Stored data:
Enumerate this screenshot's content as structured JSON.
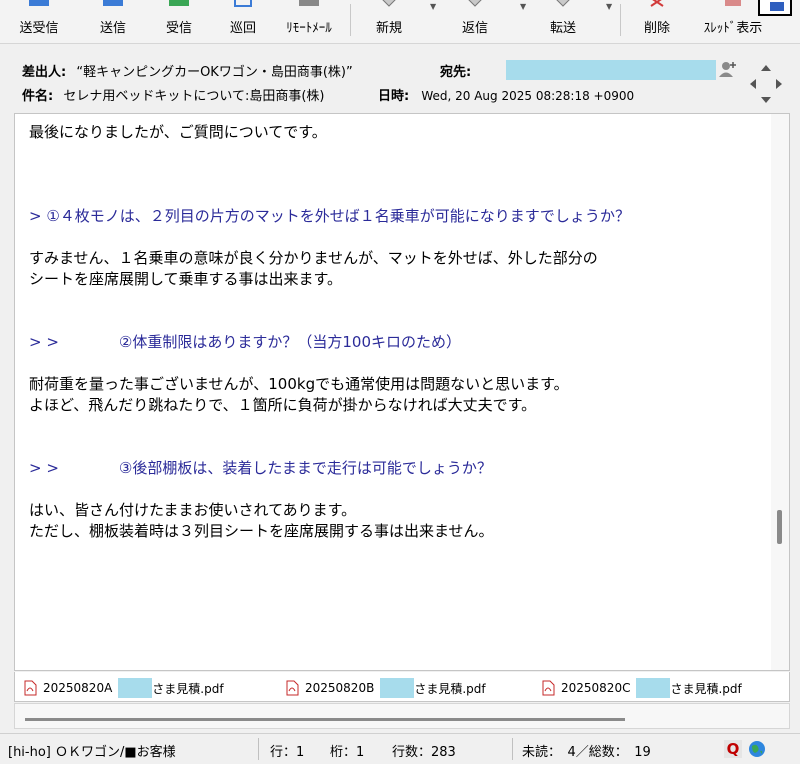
{
  "toolbar": {
    "buttons": [
      {
        "label": "送受信",
        "icon": "send-receive-icon"
      },
      {
        "label": "送信",
        "icon": "send-icon"
      },
      {
        "label": "受信",
        "icon": "receive-icon"
      },
      {
        "label": "巡回",
        "icon": "patrol-icon"
      },
      {
        "label": "ﾘﾓｰﾄﾒｰﾙ",
        "icon": "remote-mail-icon"
      },
      {
        "label": "新規",
        "icon": "new-mail-icon"
      },
      {
        "label": "返信",
        "icon": "reply-icon"
      },
      {
        "label": "転送",
        "icon": "forward-icon"
      },
      {
        "label": "削除",
        "icon": "delete-icon"
      },
      {
        "label": "ｽﾚｯﾄﾞ表示",
        "icon": "thread-view-icon"
      }
    ]
  },
  "header": {
    "from_label": "差出人:",
    "from_value": "“軽キャンピングカーOKワゴン・島田商事(株)”",
    "to_label": "宛先:",
    "subject_label": "件名:",
    "subject_value": "セレナ用ベッドキットについて:島田商事(株)",
    "date_label": "日時:",
    "date_value": "Wed, 20 Aug 2025 08:28:18 +0900"
  },
  "message": {
    "lines": [
      {
        "text": "最後になりましたが、ご質問についてです。",
        "quote": false
      },
      {
        "text": "",
        "quote": false
      },
      {
        "text": "",
        "quote": false
      },
      {
        "text": "",
        "quote": false
      },
      {
        "text": "> ①４枚モノは、２列目の片方のマットを外せば１名乗車が可能になりますでしょうか？",
        "quote": true
      },
      {
        "text": "",
        "quote": false
      },
      {
        "text": "すみません、１名乗車の意味が良く分かりませんが、マットを外せば、外した部分の",
        "quote": false
      },
      {
        "text": "シートを座席展開して乗車する事は出来ます。",
        "quote": false
      },
      {
        "text": "",
        "quote": false
      },
      {
        "text": "",
        "quote": false
      },
      {
        "text": "> >　　　　②体重制限はありますか？（当方100キロのため）",
        "quote": true
      },
      {
        "text": "",
        "quote": false
      },
      {
        "text": "耐荷重を量った事ございませんが、100kgでも通常使用は問題ないと思います。",
        "quote": false
      },
      {
        "text": "よほど、飛んだり跳ねたりで、１箇所に負荷が掛からなければ大丈夫です。",
        "quote": false
      },
      {
        "text": "",
        "quote": false
      },
      {
        "text": "",
        "quote": false
      },
      {
        "text": "> >　　　　③後部棚板は、装着したままで走行は可能でしょうか？",
        "quote": true
      },
      {
        "text": "",
        "quote": false
      },
      {
        "text": "はい、皆さん付けたままお使いされてあります。",
        "quote": false
      },
      {
        "text": "ただし、棚板装着時は３列目シートを座席展開する事は出来ません。",
        "quote": false
      }
    ]
  },
  "attachments": [
    {
      "prefix": "20250820A",
      "suffix": "さま見積.pdf"
    },
    {
      "prefix": "20250820B",
      "suffix": "さま見積.pdf"
    },
    {
      "prefix": "20250820C",
      "suffix": "さま見積.pdf"
    }
  ],
  "status": {
    "folder": "[hi-ho] ＯＫワゴン/■お客様",
    "row": "行：1",
    "col": "桁：1",
    "line_count": "行数：283",
    "unread": "未読：　4／総数：　19",
    "q_badge": "Q"
  },
  "colors": {
    "quote": "#2b2b99",
    "redaction": "#a7dcec",
    "q_badge": "#c00000"
  }
}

Task brief: Give the data again exactly as written, with all pictures left out.

Task solution:
Enumerate this screenshot's content as structured JSON.
{
  "toolbar": {
    "buttons": [
      {
        "label": "送受信",
        "icon": "send-receive-icon"
      },
      {
        "label": "送信",
        "icon": "send-icon"
      },
      {
        "label": "受信",
        "icon": "receive-icon"
      },
      {
        "label": "巡回",
        "icon": "patrol-icon"
      },
      {
        "label": "ﾘﾓｰﾄﾒｰﾙ",
        "icon": "remote-mail-icon"
      },
      {
        "label": "新規",
        "icon": "new-mail-icon"
      },
      {
        "label": "返信",
        "icon": "reply-icon"
      },
      {
        "label": "転送",
        "icon": "forward-icon"
      },
      {
        "label": "削除",
        "icon": "delete-icon"
      },
      {
        "label": "ｽﾚｯﾄﾞ表示",
        "icon": "thread-view-icon"
      }
    ]
  },
  "header": {
    "from_label": "差出人:",
    "from_value": "“軽キャンピングカーOKワゴン・島田商事(株)”",
    "to_label": "宛先:",
    "subject_label": "件名:",
    "subject_value": "セレナ用ベッドキットについて:島田商事(株)",
    "date_label": "日時:",
    "date_value": "Wed, 20 Aug 2025 08:28:18 +0900"
  },
  "message": {
    "lines": [
      {
        "text": "最後になりましたが、ご質問についてです。",
        "quote": false
      },
      {
        "text": "",
        "quote": false
      },
      {
        "text": "",
        "quote": false
      },
      {
        "text": "",
        "quote": false
      },
      {
        "text": "> ①４枚モノは、２列目の片方のマットを外せば１名乗車が可能になりますでしょうか？",
        "quote": true
      },
      {
        "text": "",
        "quote": false
      },
      {
        "text": "すみません、１名乗車の意味が良く分かりませんが、マットを外せば、外した部分の",
        "quote": false
      },
      {
        "text": "シートを座席展開して乗車する事は出来ます。",
        "quote": false
      },
      {
        "text": "",
        "quote": false
      },
      {
        "text": "",
        "quote": false
      },
      {
        "text": "> >　　　　②体重制限はありますか？（当方100キロのため）",
        "quote": true
      },
      {
        "text": "",
        "quote": false
      },
      {
        "text": "耐荷重を量った事ございませんが、100kgでも通常使用は問題ないと思います。",
        "quote": false
      },
      {
        "text": "よほど、飛んだり跳ねたりで、１箇所に負荷が掛からなければ大丈夫です。",
        "quote": false
      },
      {
        "text": "",
        "quote": false
      },
      {
        "text": "",
        "quote": false
      },
      {
        "text": "> >　　　　③後部棚板は、装着したままで走行は可能でしょうか？",
        "quote": true
      },
      {
        "text": "",
        "quote": false
      },
      {
        "text": "はい、皆さん付けたままお使いされてあります。",
        "quote": false
      },
      {
        "text": "ただし、棚板装着時は３列目シートを座席展開する事は出来ません。",
        "quote": false
      }
    ]
  },
  "attachments": [
    {
      "prefix": "20250820A",
      "suffix": "さま見積.pdf"
    },
    {
      "prefix": "20250820B",
      "suffix": "さま見積.pdf"
    },
    {
      "prefix": "20250820C",
      "suffix": "さま見積.pdf"
    }
  ],
  "status": {
    "folder": "[hi-ho] ＯＫワゴン/■お客様",
    "row": "行：1",
    "col": "桁：1",
    "line_count": "行数：283",
    "unread": "未読：　4／総数：　19",
    "q_badge": "Q"
  },
  "colors": {
    "quote": "#2b2b99",
    "redaction": "#a7dcec",
    "q_badge": "#c00000"
  }
}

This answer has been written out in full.